■ **The problem**:
All of the entries need to be written out again, exactly as they are.

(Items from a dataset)
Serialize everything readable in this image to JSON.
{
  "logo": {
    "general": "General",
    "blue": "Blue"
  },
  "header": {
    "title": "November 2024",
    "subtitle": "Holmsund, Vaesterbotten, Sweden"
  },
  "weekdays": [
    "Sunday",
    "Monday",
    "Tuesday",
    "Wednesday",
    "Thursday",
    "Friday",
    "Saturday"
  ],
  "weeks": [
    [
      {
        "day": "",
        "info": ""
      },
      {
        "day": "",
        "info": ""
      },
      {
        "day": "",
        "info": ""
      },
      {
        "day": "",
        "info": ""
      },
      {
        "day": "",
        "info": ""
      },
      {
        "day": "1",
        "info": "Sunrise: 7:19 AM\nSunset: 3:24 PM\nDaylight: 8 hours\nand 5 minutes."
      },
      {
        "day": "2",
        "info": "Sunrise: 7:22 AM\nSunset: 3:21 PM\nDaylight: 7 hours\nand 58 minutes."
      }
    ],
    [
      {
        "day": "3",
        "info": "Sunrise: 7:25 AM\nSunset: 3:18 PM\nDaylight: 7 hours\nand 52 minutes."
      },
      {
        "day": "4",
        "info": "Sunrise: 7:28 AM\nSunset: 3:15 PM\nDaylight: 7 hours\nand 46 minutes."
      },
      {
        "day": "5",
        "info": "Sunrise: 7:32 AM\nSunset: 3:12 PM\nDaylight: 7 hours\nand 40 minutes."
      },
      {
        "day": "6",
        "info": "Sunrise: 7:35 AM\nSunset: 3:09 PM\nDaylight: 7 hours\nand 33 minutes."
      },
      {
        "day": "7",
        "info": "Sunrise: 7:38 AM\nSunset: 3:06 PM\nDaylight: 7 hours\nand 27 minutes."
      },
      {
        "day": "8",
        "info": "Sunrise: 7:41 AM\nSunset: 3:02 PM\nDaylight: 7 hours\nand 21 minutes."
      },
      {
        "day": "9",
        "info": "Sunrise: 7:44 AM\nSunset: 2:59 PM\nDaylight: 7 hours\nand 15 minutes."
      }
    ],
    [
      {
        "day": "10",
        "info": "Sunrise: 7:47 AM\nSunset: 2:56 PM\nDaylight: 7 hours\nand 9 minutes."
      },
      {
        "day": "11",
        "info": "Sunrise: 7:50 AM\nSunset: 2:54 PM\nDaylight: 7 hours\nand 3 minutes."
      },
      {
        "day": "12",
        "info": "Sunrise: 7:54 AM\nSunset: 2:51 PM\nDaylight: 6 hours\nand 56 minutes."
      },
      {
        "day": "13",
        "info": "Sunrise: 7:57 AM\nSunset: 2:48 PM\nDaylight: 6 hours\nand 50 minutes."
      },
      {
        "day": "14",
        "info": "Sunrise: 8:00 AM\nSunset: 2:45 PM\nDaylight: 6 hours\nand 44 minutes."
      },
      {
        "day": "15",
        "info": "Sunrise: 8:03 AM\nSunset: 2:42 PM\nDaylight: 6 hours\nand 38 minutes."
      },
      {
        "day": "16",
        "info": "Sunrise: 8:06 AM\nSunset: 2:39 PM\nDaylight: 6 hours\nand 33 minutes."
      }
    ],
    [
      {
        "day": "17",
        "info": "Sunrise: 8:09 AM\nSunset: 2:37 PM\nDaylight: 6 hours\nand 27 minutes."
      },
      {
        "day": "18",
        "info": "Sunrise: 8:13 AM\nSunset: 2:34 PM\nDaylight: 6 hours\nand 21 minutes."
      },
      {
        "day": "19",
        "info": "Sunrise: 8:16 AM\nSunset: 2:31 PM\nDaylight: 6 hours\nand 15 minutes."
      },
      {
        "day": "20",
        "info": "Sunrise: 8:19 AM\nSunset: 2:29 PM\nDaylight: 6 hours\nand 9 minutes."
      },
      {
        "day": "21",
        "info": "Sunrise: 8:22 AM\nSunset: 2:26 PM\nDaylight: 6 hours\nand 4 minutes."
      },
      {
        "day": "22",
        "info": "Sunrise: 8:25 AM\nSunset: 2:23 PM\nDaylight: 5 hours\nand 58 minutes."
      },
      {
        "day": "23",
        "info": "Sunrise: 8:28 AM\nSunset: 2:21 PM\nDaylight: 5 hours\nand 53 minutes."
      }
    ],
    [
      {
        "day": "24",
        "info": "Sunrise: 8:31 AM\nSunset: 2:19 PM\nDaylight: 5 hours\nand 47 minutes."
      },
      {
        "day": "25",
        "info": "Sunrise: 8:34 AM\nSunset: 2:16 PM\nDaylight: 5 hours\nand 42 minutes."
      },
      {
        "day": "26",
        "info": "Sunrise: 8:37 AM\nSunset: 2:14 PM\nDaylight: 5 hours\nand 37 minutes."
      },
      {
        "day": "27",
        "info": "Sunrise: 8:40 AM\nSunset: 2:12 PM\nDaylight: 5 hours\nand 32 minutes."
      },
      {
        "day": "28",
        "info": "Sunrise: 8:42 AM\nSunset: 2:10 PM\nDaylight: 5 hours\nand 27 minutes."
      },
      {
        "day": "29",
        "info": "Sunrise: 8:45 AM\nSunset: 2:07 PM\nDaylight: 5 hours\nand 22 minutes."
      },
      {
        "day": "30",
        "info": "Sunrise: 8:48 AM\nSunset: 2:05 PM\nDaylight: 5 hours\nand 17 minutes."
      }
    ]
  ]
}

■ **Full output**:
Serialize everything readable in this image to JSON.
{
  "logo": {
    "general": "General",
    "blue": "Blue"
  },
  "header": {
    "title": "November 2024",
    "subtitle": "Holmsund, Vaesterbotten, Sweden"
  },
  "weekdays": [
    "Sunday",
    "Monday",
    "Tuesday",
    "Wednesday",
    "Thursday",
    "Friday",
    "Saturday"
  ],
  "weeks": [
    [
      {
        "day": "",
        "info": ""
      },
      {
        "day": "",
        "info": ""
      },
      {
        "day": "",
        "info": ""
      },
      {
        "day": "",
        "info": ""
      },
      {
        "day": "",
        "info": ""
      },
      {
        "day": "1",
        "info": "Sunrise: 7:19 AM\nSunset: 3:24 PM\nDaylight: 8 hours\nand 5 minutes."
      },
      {
        "day": "2",
        "info": "Sunrise: 7:22 AM\nSunset: 3:21 PM\nDaylight: 7 hours\nand 58 minutes."
      }
    ],
    [
      {
        "day": "3",
        "info": "Sunrise: 7:25 AM\nSunset: 3:18 PM\nDaylight: 7 hours\nand 52 minutes."
      },
      {
        "day": "4",
        "info": "Sunrise: 7:28 AM\nSunset: 3:15 PM\nDaylight: 7 hours\nand 46 minutes."
      },
      {
        "day": "5",
        "info": "Sunrise: 7:32 AM\nSunset: 3:12 PM\nDaylight: 7 hours\nand 40 minutes."
      },
      {
        "day": "6",
        "info": "Sunrise: 7:35 AM\nSunset: 3:09 PM\nDaylight: 7 hours\nand 33 minutes."
      },
      {
        "day": "7",
        "info": "Sunrise: 7:38 AM\nSunset: 3:06 PM\nDaylight: 7 hours\nand 27 minutes."
      },
      {
        "day": "8",
        "info": "Sunrise: 7:41 AM\nSunset: 3:02 PM\nDaylight: 7 hours\nand 21 minutes."
      },
      {
        "day": "9",
        "info": "Sunrise: 7:44 AM\nSunset: 2:59 PM\nDaylight: 7 hours\nand 15 minutes."
      }
    ],
    [
      {
        "day": "10",
        "info": "Sunrise: 7:47 AM\nSunset: 2:56 PM\nDaylight: 7 hours\nand 9 minutes."
      },
      {
        "day": "11",
        "info": "Sunrise: 7:50 AM\nSunset: 2:54 PM\nDaylight: 7 hours\nand 3 minutes."
      },
      {
        "day": "12",
        "info": "Sunrise: 7:54 AM\nSunset: 2:51 PM\nDaylight: 6 hours\nand 56 minutes."
      },
      {
        "day": "13",
        "info": "Sunrise: 7:57 AM\nSunset: 2:48 PM\nDaylight: 6 hours\nand 50 minutes."
      },
      {
        "day": "14",
        "info": "Sunrise: 8:00 AM\nSunset: 2:45 PM\nDaylight: 6 hours\nand 44 minutes."
      },
      {
        "day": "15",
        "info": "Sunrise: 8:03 AM\nSunset: 2:42 PM\nDaylight: 6 hours\nand 38 minutes."
      },
      {
        "day": "16",
        "info": "Sunrise: 8:06 AM\nSunset: 2:39 PM\nDaylight: 6 hours\nand 33 minutes."
      }
    ],
    [
      {
        "day": "17",
        "info": "Sunrise: 8:09 AM\nSunset: 2:37 PM\nDaylight: 6 hours\nand 27 minutes."
      },
      {
        "day": "18",
        "info": "Sunrise: 8:13 AM\nSunset: 2:34 PM\nDaylight: 6 hours\nand 21 minutes."
      },
      {
        "day": "19",
        "info": "Sunrise: 8:16 AM\nSunset: 2:31 PM\nDaylight: 6 hours\nand 15 minutes."
      },
      {
        "day": "20",
        "info": "Sunrise: 8:19 AM\nSunset: 2:29 PM\nDaylight: 6 hours\nand 9 minutes."
      },
      {
        "day": "21",
        "info": "Sunrise: 8:22 AM\nSunset: 2:26 PM\nDaylight: 6 hours\nand 4 minutes."
      },
      {
        "day": "22",
        "info": "Sunrise: 8:25 AM\nSunset: 2:23 PM\nDaylight: 5 hours\nand 58 minutes."
      },
      {
        "day": "23",
        "info": "Sunrise: 8:28 AM\nSunset: 2:21 PM\nDaylight: 5 hours\nand 53 minutes."
      }
    ],
    [
      {
        "day": "24",
        "info": "Sunrise: 8:31 AM\nSunset: 2:19 PM\nDaylight: 5 hours\nand 47 minutes."
      },
      {
        "day": "25",
        "info": "Sunrise: 8:34 AM\nSunset: 2:16 PM\nDaylight: 5 hours\nand 42 minutes."
      },
      {
        "day": "26",
        "info": "Sunrise: 8:37 AM\nSunset: 2:14 PM\nDaylight: 5 hours\nand 37 minutes."
      },
      {
        "day": "27",
        "info": "Sunrise: 8:40 AM\nSunset: 2:12 PM\nDaylight: 5 hours\nand 32 minutes."
      },
      {
        "day": "28",
        "info": "Sunrise: 8:42 AM\nSunset: 2:10 PM\nDaylight: 5 hours\nand 27 minutes."
      },
      {
        "day": "29",
        "info": "Sunrise: 8:45 AM\nSunset: 2:07 PM\nDaylight: 5 hours\nand 22 minutes."
      },
      {
        "day": "30",
        "info": "Sunrise: 8:48 AM\nSunset: 2:05 PM\nDaylight: 5 hours\nand 17 minutes."
      }
    ]
  ]
}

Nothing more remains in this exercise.